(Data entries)
▼▼▼
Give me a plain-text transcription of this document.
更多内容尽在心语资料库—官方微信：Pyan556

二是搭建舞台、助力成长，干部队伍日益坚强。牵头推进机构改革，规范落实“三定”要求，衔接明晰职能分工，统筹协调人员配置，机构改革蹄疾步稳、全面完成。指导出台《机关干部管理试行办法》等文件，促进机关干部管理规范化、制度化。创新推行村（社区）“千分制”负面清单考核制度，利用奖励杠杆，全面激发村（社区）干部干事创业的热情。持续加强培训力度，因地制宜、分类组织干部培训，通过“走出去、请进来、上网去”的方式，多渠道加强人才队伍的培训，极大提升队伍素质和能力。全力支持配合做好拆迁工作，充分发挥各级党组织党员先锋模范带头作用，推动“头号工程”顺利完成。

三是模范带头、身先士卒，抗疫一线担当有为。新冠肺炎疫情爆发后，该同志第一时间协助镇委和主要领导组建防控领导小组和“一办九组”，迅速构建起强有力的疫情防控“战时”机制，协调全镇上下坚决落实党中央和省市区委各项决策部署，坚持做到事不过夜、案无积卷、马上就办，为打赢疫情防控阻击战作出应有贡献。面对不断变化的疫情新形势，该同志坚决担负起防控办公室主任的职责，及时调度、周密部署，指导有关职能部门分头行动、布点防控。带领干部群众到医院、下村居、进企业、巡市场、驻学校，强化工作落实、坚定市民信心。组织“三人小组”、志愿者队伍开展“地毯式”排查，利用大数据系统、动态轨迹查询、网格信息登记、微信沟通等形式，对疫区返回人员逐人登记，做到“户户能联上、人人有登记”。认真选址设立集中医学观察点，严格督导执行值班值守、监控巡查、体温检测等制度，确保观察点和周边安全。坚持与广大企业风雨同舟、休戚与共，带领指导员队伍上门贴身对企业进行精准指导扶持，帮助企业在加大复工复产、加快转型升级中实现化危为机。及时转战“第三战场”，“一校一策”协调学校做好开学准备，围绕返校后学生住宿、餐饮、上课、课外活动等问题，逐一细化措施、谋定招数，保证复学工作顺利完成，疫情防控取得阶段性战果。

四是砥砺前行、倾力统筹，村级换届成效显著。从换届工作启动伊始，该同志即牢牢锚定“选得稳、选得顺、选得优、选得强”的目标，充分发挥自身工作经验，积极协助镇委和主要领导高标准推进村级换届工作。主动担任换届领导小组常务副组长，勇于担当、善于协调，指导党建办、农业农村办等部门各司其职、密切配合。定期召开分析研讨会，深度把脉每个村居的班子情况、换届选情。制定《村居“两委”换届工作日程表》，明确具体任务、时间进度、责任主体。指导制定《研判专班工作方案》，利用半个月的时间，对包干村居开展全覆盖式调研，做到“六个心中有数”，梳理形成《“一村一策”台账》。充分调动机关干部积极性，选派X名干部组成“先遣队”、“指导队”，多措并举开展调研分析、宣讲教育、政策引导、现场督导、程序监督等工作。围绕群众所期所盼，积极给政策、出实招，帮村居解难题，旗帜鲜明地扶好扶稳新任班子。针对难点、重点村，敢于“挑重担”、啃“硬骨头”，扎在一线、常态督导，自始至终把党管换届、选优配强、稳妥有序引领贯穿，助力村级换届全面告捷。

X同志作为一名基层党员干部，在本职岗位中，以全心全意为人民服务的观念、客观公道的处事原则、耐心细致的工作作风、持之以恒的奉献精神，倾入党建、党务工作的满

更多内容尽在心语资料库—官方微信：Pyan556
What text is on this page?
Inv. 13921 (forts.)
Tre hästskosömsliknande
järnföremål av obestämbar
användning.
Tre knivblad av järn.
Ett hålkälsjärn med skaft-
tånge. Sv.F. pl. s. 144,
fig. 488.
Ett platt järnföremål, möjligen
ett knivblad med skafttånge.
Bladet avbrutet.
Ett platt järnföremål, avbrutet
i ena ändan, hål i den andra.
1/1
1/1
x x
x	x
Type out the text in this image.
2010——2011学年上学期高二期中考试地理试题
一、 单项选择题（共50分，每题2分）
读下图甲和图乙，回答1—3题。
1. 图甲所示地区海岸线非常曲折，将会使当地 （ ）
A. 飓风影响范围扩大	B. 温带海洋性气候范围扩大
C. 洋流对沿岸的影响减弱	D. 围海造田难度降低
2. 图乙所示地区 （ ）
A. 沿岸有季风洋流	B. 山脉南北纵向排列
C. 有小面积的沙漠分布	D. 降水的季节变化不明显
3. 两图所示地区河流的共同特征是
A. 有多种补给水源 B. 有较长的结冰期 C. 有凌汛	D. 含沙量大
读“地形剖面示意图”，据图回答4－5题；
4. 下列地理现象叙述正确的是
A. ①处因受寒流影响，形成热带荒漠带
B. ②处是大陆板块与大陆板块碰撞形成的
▲▲▲
→ The problem
Identify the lines above that contain the word "avbrutet", then copy them.

→ Answer for the task
Bladet avbrutet.
Ett platt järnföremål, avbrutet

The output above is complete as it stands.